On a recent trip to Puerto Plata, Dominican Republic, I became accustomed to dining al fresco at one of the local eateries down the street, where brisk bachatas blared through giant speakers. Local bands strummed a tune two feet away while I feasted on oxtail stew and plantains - a smooth Presidente beer in hand. A supreme feeling of leisurely bliss washed over me.

That's the same state of mind I was in when I dined at Asia de Cuba for New York Restaurant Week. Except, this was not the Dominican Republic - it was Murray Hill, Manhattan. And instead of bachata, my audio senses were under the influence of the slow, romantic intonations of the chachacha, layered over rich, husky vocals, now swerving into a fierce rumba beat, followed by a bongo-laden mambo.

If suspension of reality is the goal, Asia de Cuba scores a win with its draped cream-colored curtained entrance, soft orange lighting and upbeat Cuban music. Plush white seating is a nod to the recurring lounge theme that pervades the restaurant. Dim lights create a relaxed mood for stressed out urbanites to clink glasses and enjoy some feisty fusion food. One long communal table in the center is flanked by high bar stools covered with ethnic patterns, each cut from a different cloth. Our waiter, James, a dapper-dressed 20-something in a starched white button-up and spiffy black vest, greeted us effusively.

Asia de Cuba believes that sharing is caring. As a party of four, we got to choose 2 appetizers, 2 entrees and 2 desserts. First up were the appetizers. The Tunapica was, in essence, a Tuna tartare picadillo style with Spanish olives, black currants, almonds, coconut, soy-lime vinaigrette and wonton crisps. This was a very daring and complex dish. The sweet-n-tart flavors really complented one another well.


Calamari salad.

The Calamari Salad included crispy calamari with chayote, hearts of palm, bananas, cashews, chicory and radicchio, topped with sesame orange dressing. The calamari was soft and had a distinct 'Asian' flavor.


Stella Artois & Caipirinha.

The exhaustive spirits menu made it hard to decide on a drink, but I settled on the Caipirinha ($15), since I was in a Latin kind of mood. It went down strong, and I could have done withou the lemons (I prefer limes) but I approve of the long sugar cane, which provided a delicate touch. My friend had a Belgium Stella Artois ($8), one of the few beers he will drink.

Entrees came next. The Cuban BBQ Chicken wowed me with its savory combination of Thai coconut sticky rice, avocado fruit salsa and tamarind sauce. The fine-grained sticky rice arrived steaming in a piping hot thickness. We all scooped up seconds (and thirds) of the avocado fruit salsa, which was mashed together like guacamole.


Honey-Rhum Glazed Pot Roast of Pork.

The Honey-Rhum Glazed Pot Roast of Pork was served with sauteed Shanghai bok choy, fried plantains and enoki mushrooms. I love mushrooms of any kind, so the enoki was a pleasant, crunchy addition. The vegetables hungrily soaked up the sauce, which tasted slightly like turkey stock but somehow worked. The pork was truly an explosion of flavor (akin to Fourth of July fireworks, for the mouth) but came off a tad too strong.
= = = = = = =
§ To-do list:
1. In the restaurant review, how many dishes of each course did the party of four get to choose?
2. Render this sentence from the restaurant review in Spanish: "Plush white seating is a nod to the recurring lounge theme that pervades the restaurant."
3. Transcribe everything in the restaurant review from "If suspension of" down to "greeted us effusively.".
= = = = = = =
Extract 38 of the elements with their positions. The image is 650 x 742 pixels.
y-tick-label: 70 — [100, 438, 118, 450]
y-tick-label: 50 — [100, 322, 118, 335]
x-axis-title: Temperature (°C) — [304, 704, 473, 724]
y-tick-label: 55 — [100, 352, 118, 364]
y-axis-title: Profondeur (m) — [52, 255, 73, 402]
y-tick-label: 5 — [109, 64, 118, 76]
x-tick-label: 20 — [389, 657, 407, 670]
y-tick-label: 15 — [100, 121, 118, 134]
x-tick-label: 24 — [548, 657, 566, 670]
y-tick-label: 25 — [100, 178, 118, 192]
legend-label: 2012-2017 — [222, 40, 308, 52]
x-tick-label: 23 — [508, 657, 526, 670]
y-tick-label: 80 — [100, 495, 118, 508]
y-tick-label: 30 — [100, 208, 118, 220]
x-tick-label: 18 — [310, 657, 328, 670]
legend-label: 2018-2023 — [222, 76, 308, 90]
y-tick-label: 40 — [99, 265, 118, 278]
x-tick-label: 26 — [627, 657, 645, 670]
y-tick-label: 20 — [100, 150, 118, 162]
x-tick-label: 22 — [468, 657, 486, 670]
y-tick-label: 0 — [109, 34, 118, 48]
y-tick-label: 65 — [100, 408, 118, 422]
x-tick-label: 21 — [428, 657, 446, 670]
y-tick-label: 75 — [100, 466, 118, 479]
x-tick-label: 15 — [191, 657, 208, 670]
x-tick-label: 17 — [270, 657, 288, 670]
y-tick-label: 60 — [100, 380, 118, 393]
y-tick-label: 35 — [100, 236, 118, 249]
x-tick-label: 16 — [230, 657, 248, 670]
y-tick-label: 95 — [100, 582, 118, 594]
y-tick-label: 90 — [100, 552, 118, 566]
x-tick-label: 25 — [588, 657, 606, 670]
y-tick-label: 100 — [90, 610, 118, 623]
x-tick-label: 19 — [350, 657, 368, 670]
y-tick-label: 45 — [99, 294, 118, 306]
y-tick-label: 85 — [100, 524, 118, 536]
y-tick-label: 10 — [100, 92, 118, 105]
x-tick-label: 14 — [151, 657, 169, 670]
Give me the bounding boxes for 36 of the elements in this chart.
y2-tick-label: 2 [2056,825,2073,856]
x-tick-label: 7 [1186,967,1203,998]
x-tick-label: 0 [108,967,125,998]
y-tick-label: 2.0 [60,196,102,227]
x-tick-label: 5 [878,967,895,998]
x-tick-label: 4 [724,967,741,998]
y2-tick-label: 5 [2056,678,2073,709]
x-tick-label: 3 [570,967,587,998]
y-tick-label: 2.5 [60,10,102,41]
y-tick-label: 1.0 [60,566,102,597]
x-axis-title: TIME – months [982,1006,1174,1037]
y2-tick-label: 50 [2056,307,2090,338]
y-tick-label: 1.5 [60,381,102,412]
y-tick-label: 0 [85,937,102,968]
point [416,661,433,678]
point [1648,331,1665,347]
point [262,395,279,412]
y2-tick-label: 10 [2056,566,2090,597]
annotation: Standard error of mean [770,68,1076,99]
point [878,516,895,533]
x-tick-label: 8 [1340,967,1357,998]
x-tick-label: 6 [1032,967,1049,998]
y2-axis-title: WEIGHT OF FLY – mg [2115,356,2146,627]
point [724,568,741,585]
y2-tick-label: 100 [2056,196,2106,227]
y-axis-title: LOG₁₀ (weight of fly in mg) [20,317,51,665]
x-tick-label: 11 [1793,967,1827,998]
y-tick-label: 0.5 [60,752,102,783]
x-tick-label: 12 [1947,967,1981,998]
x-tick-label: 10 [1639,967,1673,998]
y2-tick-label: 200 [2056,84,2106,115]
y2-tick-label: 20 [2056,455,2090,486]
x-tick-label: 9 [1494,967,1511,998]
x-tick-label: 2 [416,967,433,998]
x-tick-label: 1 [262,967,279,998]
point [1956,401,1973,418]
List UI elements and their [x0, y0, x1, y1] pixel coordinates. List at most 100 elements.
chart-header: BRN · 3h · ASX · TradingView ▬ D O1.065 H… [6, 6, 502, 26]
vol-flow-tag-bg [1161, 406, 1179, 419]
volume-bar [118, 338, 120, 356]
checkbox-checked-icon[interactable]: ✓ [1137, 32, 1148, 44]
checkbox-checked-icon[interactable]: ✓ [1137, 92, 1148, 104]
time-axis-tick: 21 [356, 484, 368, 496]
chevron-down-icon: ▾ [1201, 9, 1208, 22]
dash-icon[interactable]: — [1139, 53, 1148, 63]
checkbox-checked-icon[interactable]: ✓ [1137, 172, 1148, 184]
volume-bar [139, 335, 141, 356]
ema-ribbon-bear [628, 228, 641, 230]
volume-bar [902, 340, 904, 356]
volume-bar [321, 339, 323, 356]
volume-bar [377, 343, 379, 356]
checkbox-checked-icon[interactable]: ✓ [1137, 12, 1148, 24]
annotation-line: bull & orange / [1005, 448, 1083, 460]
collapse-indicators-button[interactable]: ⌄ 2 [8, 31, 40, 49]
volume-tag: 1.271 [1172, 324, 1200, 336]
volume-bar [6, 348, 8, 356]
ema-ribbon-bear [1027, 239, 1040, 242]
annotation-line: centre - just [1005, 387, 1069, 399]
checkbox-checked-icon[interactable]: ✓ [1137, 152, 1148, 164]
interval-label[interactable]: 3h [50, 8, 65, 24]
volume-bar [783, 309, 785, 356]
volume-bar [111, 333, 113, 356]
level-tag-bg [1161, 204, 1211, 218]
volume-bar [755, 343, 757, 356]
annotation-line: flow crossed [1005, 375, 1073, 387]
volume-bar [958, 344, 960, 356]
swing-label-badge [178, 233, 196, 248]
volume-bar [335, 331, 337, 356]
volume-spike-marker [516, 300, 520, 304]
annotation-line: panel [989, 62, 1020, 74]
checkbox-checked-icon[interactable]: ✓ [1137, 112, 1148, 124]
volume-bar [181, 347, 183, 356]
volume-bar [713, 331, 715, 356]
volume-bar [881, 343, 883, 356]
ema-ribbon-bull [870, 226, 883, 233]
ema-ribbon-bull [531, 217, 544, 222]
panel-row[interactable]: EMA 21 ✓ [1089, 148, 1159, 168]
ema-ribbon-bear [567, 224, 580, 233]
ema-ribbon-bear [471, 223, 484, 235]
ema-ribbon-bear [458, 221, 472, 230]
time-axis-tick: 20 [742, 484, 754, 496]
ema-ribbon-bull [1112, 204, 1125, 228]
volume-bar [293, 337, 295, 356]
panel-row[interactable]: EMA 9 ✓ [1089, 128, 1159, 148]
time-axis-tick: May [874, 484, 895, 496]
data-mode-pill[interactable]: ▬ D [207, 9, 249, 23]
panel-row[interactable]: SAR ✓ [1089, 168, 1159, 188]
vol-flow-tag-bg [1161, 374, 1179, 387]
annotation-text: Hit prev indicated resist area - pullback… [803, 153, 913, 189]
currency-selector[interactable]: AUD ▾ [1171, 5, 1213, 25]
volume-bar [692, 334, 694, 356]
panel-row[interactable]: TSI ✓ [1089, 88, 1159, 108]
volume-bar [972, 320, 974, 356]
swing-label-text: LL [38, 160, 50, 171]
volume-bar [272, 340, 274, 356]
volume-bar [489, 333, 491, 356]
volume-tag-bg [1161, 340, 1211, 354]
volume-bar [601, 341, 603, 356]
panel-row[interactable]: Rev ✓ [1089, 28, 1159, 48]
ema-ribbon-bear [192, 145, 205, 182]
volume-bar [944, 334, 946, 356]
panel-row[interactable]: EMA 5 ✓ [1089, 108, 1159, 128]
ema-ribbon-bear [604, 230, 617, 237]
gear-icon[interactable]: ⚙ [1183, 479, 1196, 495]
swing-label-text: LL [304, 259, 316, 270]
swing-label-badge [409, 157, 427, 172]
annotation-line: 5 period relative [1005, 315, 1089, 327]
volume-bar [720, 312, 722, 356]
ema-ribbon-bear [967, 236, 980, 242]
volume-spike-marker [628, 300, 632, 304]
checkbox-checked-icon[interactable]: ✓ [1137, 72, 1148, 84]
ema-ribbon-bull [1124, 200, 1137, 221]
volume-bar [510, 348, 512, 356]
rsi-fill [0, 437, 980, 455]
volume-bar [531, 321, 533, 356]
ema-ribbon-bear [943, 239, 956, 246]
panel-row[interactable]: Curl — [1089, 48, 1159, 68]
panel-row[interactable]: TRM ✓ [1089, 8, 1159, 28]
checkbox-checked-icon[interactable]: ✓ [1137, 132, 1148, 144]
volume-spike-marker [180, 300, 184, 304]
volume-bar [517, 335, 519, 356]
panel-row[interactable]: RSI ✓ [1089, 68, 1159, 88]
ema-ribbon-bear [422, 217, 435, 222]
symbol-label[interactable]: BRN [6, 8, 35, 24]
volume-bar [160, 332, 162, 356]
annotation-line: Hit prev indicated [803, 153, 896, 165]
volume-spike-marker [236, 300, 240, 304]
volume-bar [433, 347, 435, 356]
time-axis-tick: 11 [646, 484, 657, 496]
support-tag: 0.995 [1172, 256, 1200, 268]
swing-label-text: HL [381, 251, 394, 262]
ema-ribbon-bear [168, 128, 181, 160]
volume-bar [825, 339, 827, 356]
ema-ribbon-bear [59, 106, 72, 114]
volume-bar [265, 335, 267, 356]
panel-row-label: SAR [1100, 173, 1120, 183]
= = = = = = =
§ Outputs in order:
1. They chose two appetizers, two entrees and two desserts.

2. Los asientos blancos y mullidos son un guiño al tema de salón recurrente que impregna el restaurante.

3.
If suspension of reality is the goal, Asia de Cuba scores a win with its draped cream-colored curtained entrance, soft orange lighting and upbeat Cuban music. Plush white seating is a nod to the recurring lounge theme that pervades the restaurant. Dim lights create a relaxed mood for stressed out urbanites to clink glasses and enjoy some feisty fusion food. One long communal table in the center is flanked by high bar stools covered with ethnic patterns, each cut from a different cloth. Our waiter, James, a dapper-dressed 20-something in a starched white button-up and spiffy black vest, greeted us effusively.